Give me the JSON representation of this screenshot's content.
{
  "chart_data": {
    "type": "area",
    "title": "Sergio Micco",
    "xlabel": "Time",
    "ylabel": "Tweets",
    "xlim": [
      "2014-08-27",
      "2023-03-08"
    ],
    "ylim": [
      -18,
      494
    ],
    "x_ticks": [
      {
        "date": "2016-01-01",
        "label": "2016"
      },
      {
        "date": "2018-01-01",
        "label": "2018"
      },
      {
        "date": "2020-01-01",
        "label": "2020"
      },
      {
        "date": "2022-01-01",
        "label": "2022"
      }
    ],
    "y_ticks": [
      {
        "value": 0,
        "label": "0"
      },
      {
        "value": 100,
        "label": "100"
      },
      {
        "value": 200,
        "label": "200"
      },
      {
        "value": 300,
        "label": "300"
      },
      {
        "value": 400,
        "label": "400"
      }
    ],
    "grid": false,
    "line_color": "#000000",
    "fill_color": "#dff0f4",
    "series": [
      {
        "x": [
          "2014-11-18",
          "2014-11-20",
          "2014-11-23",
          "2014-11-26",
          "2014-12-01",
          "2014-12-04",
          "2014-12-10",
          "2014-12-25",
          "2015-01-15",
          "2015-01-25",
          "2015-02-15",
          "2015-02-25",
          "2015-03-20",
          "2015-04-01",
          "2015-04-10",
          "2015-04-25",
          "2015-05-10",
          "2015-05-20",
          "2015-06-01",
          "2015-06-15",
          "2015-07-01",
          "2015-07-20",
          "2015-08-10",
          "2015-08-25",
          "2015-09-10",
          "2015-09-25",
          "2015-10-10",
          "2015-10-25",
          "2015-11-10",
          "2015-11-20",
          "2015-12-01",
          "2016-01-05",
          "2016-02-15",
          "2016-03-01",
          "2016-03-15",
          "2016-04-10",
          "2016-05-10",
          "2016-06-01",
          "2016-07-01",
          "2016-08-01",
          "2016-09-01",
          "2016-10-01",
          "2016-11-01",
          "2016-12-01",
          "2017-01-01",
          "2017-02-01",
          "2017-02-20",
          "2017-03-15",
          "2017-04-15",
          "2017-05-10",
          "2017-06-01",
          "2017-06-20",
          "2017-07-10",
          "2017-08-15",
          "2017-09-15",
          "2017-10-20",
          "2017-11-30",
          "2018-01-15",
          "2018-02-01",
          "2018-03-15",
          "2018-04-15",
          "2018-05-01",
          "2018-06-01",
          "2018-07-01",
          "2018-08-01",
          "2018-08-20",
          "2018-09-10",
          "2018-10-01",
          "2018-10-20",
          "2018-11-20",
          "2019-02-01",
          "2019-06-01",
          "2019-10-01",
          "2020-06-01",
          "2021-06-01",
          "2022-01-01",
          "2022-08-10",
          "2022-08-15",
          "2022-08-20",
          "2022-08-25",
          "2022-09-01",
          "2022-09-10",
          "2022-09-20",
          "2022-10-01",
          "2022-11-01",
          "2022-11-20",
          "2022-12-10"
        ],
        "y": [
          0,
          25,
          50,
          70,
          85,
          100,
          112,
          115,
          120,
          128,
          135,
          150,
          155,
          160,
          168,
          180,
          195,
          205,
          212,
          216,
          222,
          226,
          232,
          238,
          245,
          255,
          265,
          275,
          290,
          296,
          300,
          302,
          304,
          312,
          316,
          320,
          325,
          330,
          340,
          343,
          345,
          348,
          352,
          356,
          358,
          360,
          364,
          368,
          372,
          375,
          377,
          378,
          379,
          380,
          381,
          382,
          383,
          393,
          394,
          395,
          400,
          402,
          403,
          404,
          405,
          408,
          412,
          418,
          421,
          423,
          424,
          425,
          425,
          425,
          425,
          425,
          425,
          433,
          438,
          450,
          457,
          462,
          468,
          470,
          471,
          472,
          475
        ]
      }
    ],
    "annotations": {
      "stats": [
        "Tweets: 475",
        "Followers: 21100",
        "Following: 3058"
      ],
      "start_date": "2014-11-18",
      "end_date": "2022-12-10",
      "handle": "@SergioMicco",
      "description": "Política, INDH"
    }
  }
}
+++++
Extract the listing in its entirety, matching it exactly.

Give me the JSON representation of this screenshot's content.
{
  "chart_data": {
    "type": "area",
    "title": "Sergio Micco",
    "xlabel": "Time",
    "ylabel": "Tweets",
    "xlim": [
      "2014-08-27",
      "2023-03-08"
    ],
    "ylim": [
      -18,
      494
    ],
    "x_ticks": [
      {
        "date": "2016-01-01",
        "label": "2016"
      },
      {
        "date": "2018-01-01",
        "label": "2018"
      },
      {
        "date": "2020-01-01",
        "label": "2020"
      },
      {
        "date": "2022-01-01",
        "label": "2022"
      }
    ],
    "y_ticks": [
      {
        "value": 0,
        "label": "0"
      },
      {
        "value": 100,
        "label": "100"
      },
      {
        "value": 200,
        "label": "200"
      },
      {
        "value": 300,
        "label": "300"
      },
      {
        "value": 400,
        "label": "400"
      }
    ],
    "grid": false,
    "line_color": "#000000",
    "fill_color": "#dff0f4",
    "series": [
      {
        "x": [
          "2014-11-18",
          "2014-11-20",
          "2014-11-23",
          "2014-11-26",
          "2014-12-01",
          "2014-12-04",
          "2014-12-10",
          "2014-12-25",
          "2015-01-15",
          "2015-01-25",
          "2015-02-15",
          "2015-02-25",
          "2015-03-20",
          "2015-04-01",
          "2015-04-10",
          "2015-04-25",
          "2015-05-10",
          "2015-05-20",
          "2015-06-01",
          "2015-06-15",
          "2015-07-01",
          "2015-07-20",
          "2015-08-10",
          "2015-08-25",
          "2015-09-10",
          "2015-09-25",
          "2015-10-10",
          "2015-10-25",
          "2015-11-10",
          "2015-11-20",
          "2015-12-01",
          "2016-01-05",
          "2016-02-15",
          "2016-03-01",
          "2016-03-15",
          "2016-04-10",
          "2016-05-10",
          "2016-06-01",
          "2016-07-01",
          "2016-08-01",
          "2016-09-01",
          "2016-10-01",
          "2016-11-01",
          "2016-12-01",
          "2017-01-01",
          "2017-02-01",
          "2017-02-20",
          "2017-03-15",
          "2017-04-15",
          "2017-05-10",
          "2017-06-01",
          "2017-06-20",
          "2017-07-10",
          "2017-08-15",
          "2017-09-15",
          "2017-10-20",
          "2017-11-30",
          "2018-01-15",
          "2018-02-01",
          "2018-03-15",
          "2018-04-15",
          "2018-05-01",
          "2018-06-01",
          "2018-07-01",
          "2018-08-01",
          "2018-08-20",
          "2018-09-10",
          "2018-10-01",
          "2018-10-20",
          "2018-11-20",
          "2019-02-01",
          "2019-06-01",
          "2019-10-01",
          "2020-06-01",
          "2021-06-01",
          "2022-01-01",
          "2022-08-10",
          "2022-08-15",
          "2022-08-20",
          "2022-08-25",
          "2022-09-01",
          "2022-09-10",
          "2022-09-20",
          "2022-10-01",
          "2022-11-01",
          "2022-11-20",
          "2022-12-10"
        ],
        "y": [
          0,
          25,
          50,
          70,
          85,
          100,
          112,
          115,
          120,
          128,
          135,
          150,
          155,
          160,
          168,
          180,
          195,
          205,
          212,
          216,
          222,
          226,
          232,
          238,
          245,
          255,
          265,
          275,
          290,
          296,
          300,
          302,
          304,
          312,
          316,
          320,
          325,
          330,
          340,
          343,
          345,
          348,
          352,
          356,
          358,
          360,
          364,
          368,
          372,
          375,
          377,
          378,
          379,
          380,
          381,
          382,
          383,
          393,
          394,
          395,
          400,
          402,
          403,
          404,
          405,
          408,
          412,
          418,
          421,
          423,
          424,
          425,
          425,
          425,
          425,
          425,
          425,
          433,
          438,
          450,
          457,
          462,
          468,
          470,
          471,
          472,
          475
        ]
      }
    ],
    "annotations": {
      "stats": [
        "Tweets: 475",
        "Followers: 21100",
        "Following: 3058"
      ],
      "start_date": "2014-11-18",
      "end_date": "2022-12-10",
      "handle": "@SergioMicco",
      "description": "Política, INDH"
    }
  }
}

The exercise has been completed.